:: PROVIDED DATA

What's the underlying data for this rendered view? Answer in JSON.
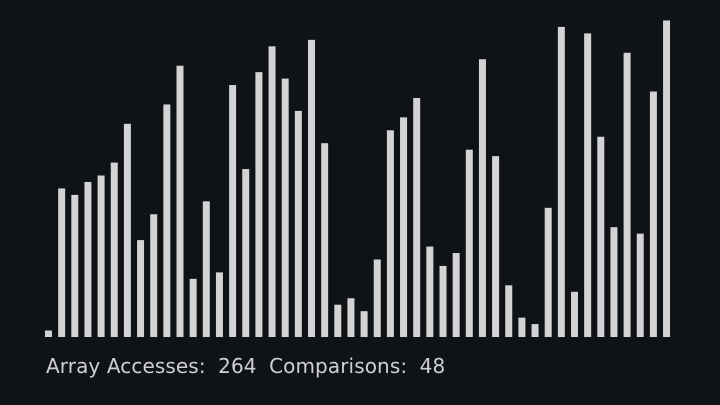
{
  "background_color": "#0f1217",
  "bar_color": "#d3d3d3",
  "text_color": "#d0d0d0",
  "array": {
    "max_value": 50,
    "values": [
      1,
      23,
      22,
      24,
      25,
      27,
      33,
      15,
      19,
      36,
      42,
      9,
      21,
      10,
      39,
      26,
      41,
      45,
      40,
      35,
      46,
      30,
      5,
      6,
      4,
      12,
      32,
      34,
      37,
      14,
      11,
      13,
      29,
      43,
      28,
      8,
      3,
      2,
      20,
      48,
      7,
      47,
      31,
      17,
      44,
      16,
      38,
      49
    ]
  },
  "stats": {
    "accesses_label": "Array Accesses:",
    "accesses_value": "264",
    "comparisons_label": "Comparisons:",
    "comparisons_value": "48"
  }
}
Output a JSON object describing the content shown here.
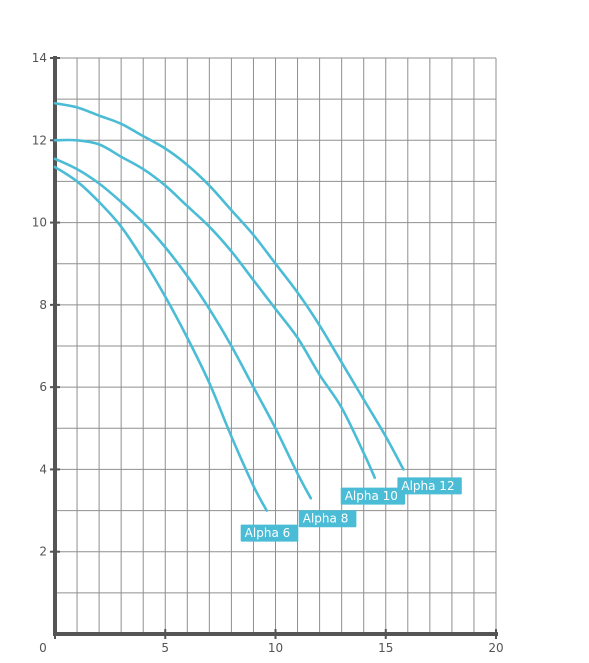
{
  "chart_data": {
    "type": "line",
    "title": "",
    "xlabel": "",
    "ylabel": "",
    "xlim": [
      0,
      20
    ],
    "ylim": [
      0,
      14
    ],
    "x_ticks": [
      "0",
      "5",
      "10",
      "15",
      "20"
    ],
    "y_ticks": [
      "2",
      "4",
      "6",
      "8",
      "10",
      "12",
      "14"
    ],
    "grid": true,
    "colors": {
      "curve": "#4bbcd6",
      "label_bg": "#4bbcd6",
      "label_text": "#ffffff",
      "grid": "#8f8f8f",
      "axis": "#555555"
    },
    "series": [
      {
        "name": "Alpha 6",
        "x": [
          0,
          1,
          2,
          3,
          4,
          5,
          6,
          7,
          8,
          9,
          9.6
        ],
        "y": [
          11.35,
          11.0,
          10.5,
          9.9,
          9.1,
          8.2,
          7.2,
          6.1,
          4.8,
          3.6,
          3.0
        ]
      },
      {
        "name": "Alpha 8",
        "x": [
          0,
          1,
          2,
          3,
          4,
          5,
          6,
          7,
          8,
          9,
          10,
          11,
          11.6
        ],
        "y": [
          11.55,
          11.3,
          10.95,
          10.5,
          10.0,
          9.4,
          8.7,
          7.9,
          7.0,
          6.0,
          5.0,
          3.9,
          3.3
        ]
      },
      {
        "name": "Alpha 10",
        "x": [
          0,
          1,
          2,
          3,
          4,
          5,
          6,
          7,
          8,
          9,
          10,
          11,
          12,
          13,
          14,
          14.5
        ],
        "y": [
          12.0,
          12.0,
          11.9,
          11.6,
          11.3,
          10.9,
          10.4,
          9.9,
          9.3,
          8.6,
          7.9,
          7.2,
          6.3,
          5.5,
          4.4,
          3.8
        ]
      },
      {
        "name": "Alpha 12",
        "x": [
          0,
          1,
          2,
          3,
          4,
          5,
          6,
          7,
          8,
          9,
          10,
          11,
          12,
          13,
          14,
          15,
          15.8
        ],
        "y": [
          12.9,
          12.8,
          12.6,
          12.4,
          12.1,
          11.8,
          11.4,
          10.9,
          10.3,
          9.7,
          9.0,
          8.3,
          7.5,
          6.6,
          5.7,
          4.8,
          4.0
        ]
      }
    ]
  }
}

::::
:: PROVIDED DATA

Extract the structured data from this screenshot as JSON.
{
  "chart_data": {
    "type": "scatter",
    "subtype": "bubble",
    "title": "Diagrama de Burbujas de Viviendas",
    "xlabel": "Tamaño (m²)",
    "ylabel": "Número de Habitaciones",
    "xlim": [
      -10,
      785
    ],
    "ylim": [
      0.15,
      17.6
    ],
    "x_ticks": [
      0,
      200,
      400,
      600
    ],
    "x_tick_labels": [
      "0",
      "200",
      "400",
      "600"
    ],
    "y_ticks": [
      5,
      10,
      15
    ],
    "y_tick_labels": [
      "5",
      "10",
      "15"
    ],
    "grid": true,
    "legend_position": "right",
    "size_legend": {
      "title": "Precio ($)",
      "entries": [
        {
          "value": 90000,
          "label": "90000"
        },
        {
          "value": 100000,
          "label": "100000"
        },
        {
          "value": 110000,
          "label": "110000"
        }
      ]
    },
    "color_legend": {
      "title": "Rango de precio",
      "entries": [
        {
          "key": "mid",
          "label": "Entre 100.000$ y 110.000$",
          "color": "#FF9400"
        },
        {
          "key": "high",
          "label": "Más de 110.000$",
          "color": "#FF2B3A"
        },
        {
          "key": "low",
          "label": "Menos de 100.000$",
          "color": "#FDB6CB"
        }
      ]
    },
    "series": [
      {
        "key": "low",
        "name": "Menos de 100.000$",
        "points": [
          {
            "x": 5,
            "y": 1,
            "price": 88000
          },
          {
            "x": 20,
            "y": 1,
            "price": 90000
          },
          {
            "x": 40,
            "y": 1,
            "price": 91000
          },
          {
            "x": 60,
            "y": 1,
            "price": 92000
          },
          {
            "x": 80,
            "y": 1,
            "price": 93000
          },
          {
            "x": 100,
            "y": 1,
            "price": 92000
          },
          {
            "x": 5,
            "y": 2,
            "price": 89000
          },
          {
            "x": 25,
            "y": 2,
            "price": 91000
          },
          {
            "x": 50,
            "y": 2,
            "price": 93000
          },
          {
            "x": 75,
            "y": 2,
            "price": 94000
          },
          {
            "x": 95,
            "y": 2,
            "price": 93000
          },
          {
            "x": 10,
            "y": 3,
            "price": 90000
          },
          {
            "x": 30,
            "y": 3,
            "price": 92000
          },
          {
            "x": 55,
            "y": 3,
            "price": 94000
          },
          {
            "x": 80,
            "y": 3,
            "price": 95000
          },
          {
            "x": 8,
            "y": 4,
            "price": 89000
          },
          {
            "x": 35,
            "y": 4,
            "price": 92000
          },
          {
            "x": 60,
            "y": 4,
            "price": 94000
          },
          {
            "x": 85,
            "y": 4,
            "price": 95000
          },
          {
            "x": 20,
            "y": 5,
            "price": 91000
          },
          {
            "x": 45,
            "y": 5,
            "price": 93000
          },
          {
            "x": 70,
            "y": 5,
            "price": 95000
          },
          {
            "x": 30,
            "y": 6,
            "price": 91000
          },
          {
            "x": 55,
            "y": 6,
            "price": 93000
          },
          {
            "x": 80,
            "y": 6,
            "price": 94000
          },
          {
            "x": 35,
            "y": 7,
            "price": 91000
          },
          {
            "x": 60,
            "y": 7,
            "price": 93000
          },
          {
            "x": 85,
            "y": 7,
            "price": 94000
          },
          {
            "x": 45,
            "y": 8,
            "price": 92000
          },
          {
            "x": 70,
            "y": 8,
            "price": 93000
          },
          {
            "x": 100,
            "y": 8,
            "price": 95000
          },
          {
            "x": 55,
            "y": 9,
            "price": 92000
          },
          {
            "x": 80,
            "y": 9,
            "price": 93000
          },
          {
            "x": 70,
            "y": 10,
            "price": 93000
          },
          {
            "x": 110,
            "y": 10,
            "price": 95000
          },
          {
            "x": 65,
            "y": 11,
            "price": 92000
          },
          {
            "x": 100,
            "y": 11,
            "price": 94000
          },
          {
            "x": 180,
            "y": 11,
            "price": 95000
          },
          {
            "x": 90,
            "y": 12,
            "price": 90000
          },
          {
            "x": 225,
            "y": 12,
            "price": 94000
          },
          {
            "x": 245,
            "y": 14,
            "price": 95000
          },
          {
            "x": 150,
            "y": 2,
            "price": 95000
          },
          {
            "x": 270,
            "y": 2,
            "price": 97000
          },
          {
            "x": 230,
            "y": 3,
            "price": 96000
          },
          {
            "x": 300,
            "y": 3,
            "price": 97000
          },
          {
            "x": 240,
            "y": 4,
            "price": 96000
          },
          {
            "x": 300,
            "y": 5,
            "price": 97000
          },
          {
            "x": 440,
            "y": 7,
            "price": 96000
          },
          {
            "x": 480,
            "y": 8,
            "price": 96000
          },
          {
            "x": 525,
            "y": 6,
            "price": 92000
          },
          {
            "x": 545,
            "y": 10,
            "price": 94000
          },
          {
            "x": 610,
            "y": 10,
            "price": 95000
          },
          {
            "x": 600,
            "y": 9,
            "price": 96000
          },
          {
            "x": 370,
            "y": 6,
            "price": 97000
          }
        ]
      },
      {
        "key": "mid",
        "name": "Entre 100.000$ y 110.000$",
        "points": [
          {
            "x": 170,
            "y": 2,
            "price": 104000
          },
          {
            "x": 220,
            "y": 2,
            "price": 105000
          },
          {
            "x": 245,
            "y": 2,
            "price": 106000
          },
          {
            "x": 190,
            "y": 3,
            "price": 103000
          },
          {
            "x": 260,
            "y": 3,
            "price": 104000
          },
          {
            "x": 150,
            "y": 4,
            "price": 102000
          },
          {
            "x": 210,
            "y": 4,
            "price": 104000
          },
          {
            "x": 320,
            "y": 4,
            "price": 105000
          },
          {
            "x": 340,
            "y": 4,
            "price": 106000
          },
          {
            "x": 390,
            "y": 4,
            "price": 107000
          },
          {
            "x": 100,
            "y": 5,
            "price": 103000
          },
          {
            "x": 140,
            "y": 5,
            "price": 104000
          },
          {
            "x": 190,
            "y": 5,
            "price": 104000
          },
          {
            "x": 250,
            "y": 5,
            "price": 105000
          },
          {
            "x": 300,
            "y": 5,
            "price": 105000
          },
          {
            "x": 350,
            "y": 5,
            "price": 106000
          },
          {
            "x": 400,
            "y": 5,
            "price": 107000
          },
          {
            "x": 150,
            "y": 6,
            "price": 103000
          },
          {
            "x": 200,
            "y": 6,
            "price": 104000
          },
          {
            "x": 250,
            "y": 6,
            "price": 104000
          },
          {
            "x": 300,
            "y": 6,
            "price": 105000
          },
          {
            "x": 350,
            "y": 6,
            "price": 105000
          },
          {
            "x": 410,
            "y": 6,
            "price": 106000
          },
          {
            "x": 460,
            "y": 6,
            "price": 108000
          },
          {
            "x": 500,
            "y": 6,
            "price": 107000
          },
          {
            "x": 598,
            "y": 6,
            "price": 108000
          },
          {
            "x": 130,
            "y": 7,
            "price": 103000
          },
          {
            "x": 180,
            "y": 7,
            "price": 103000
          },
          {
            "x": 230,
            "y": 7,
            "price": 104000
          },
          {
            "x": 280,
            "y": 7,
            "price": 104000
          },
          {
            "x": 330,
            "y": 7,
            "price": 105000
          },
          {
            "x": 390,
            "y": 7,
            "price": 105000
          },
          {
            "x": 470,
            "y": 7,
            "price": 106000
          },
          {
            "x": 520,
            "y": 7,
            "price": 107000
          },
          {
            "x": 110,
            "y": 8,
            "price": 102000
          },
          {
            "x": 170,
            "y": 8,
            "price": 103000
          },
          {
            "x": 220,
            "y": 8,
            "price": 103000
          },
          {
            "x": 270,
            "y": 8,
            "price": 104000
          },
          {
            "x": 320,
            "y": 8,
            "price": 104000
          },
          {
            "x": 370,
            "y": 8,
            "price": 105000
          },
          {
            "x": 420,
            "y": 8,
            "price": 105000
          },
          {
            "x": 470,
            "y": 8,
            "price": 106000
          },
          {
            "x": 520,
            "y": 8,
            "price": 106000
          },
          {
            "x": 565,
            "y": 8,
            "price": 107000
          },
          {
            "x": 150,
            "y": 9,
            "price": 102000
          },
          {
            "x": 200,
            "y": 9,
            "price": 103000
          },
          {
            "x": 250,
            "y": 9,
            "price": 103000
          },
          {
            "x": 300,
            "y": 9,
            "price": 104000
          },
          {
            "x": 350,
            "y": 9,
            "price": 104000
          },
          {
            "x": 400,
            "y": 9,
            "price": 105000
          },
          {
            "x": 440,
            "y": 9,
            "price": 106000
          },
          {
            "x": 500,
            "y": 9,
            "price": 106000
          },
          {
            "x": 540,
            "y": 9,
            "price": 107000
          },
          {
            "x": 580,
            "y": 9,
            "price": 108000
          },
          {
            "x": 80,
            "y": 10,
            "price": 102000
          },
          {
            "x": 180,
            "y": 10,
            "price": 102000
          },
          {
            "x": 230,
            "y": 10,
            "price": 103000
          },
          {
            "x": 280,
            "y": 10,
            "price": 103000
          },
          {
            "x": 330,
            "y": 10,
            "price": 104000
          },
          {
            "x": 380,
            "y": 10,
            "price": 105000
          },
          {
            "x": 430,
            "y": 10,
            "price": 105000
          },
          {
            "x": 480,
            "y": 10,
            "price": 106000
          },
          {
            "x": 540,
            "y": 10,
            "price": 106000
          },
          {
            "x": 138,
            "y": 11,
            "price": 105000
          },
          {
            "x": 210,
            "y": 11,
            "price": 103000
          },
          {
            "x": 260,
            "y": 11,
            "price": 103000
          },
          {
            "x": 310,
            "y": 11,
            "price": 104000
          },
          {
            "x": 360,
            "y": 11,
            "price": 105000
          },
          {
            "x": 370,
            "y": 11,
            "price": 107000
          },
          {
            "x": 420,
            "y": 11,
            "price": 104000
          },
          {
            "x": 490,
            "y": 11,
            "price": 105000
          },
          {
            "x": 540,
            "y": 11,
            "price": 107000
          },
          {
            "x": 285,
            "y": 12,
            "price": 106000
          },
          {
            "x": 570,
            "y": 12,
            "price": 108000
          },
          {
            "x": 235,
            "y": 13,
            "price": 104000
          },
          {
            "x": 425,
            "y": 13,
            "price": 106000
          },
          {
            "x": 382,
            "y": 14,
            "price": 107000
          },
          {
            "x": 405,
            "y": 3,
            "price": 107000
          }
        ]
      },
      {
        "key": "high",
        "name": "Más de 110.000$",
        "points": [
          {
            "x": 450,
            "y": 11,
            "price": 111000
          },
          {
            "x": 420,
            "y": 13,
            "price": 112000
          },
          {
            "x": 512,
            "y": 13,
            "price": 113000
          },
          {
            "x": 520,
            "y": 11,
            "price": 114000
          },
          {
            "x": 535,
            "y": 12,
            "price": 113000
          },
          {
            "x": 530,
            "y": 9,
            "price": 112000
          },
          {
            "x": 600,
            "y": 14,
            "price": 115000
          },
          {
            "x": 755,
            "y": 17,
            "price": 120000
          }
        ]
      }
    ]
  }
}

::::
:: PROVIDED DATA

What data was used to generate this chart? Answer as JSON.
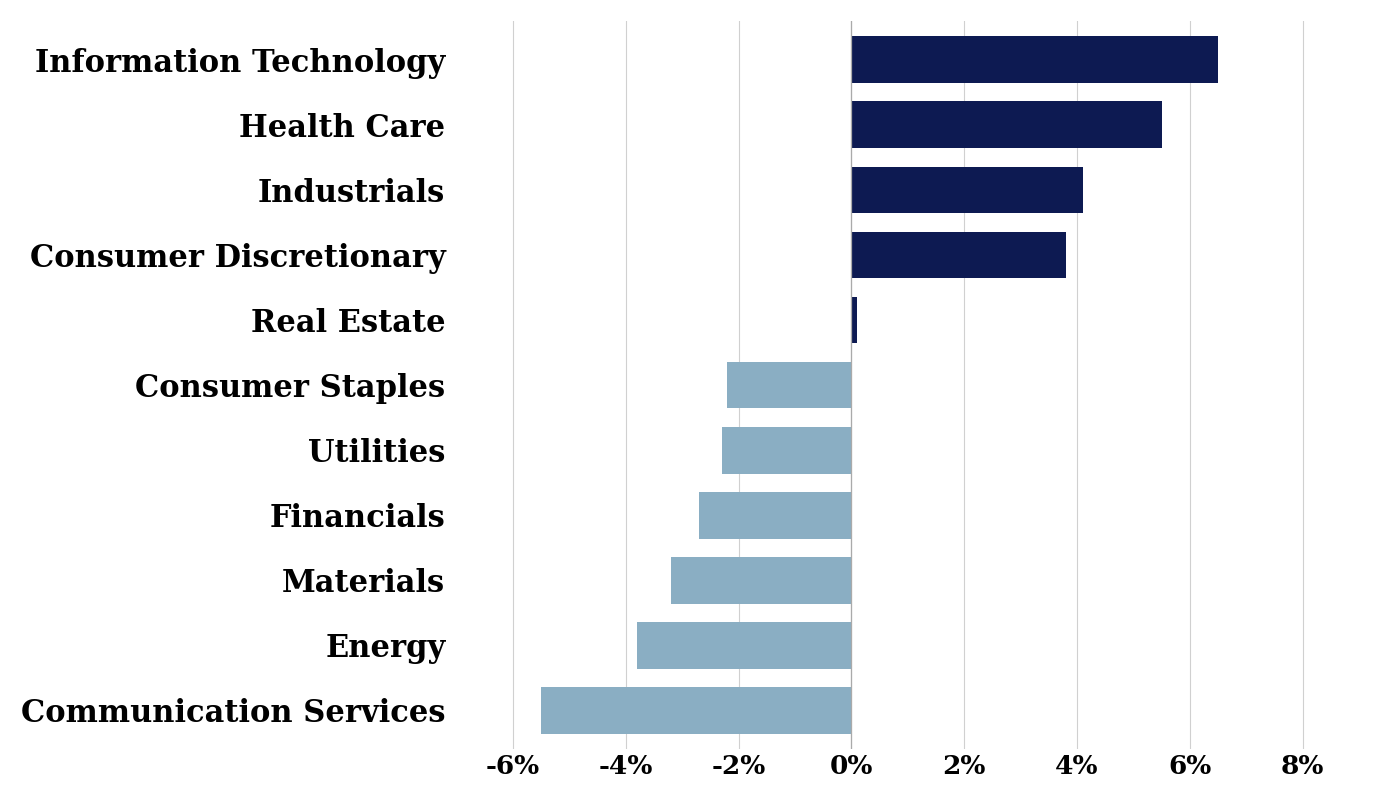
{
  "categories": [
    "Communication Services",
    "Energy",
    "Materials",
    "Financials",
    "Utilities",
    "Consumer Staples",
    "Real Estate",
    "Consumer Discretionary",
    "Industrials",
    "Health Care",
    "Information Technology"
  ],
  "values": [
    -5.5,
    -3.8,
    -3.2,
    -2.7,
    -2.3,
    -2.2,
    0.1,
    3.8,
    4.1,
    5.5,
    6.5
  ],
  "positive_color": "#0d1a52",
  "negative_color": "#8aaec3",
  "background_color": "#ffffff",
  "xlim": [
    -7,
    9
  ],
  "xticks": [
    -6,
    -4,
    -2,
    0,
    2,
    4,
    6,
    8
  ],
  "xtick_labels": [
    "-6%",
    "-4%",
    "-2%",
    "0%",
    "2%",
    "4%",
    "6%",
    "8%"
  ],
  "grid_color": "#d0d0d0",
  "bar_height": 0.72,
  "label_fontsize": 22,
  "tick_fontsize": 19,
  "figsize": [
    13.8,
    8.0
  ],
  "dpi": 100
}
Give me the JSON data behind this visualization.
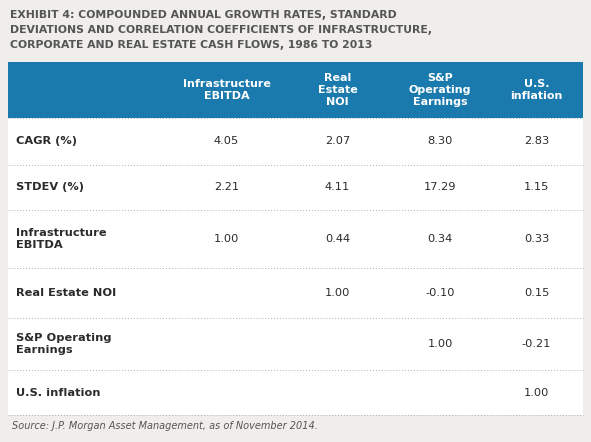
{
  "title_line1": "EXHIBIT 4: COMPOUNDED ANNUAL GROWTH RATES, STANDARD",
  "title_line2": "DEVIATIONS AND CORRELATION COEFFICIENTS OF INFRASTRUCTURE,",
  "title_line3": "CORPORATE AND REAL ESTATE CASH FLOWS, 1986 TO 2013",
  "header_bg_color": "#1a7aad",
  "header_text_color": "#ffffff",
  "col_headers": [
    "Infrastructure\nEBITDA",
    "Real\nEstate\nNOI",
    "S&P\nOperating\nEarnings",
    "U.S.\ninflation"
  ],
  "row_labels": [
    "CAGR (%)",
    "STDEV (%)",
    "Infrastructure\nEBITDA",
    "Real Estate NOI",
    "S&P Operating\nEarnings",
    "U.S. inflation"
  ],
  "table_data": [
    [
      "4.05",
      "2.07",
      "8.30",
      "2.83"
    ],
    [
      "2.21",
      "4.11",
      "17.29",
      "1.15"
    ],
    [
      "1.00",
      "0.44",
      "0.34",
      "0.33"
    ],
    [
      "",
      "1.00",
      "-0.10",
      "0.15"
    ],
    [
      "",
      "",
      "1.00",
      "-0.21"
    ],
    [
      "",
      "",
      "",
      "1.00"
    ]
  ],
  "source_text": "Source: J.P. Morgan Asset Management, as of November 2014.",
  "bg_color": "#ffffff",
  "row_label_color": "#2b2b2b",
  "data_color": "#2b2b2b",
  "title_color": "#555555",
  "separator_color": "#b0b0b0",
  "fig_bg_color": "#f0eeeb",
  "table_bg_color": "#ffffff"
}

::::

GOAL:
Copy each line of the listing that contains the string "What".

OUTPUT BELOW:
What's the underlying data for this rendered view? Answer in JSON.
What data was used to generate this chart? Answer as JSON.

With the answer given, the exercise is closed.